## [WORK REQUIRED]
Filter the entries, keeping every line with the word "科目转入".

* BEGIN *

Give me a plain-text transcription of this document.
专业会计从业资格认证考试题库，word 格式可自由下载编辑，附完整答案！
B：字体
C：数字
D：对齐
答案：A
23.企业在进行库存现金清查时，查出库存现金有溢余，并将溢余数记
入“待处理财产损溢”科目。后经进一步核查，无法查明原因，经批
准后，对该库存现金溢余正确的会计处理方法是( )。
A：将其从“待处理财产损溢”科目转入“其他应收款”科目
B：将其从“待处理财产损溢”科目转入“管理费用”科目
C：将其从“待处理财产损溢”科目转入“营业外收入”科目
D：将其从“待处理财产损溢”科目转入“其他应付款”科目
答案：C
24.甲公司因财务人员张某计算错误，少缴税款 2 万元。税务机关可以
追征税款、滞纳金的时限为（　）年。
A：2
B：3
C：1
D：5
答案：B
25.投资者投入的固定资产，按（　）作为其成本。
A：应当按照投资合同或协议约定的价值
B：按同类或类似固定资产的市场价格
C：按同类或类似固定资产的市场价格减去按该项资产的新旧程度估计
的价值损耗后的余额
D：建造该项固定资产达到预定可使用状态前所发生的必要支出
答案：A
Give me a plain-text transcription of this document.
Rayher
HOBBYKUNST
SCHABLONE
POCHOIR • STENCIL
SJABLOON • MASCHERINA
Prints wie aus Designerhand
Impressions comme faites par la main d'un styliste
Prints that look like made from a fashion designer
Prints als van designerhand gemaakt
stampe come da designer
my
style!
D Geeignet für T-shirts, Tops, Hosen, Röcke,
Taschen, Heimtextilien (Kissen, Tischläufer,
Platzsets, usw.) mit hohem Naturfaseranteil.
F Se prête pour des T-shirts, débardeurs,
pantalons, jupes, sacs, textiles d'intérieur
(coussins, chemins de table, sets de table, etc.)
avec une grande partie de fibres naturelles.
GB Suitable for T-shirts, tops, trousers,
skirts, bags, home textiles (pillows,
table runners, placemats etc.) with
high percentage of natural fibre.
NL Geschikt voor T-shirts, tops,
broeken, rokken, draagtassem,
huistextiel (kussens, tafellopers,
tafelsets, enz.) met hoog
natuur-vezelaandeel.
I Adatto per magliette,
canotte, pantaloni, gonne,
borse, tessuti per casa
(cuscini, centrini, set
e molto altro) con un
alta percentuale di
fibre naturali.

* END *

## [ANSWER FOR THIS EXERCISE]
A：将其从“待处理财产损溢”科目转入“其他应收款”科目
B：将其从“待处理财产损溢”科目转入“管理费用”科目
C：将其从“待处理财产损溢”科目转入“营业外收入”科目
D：将其从“待处理财产损溢”科目转入“其他应付款”科目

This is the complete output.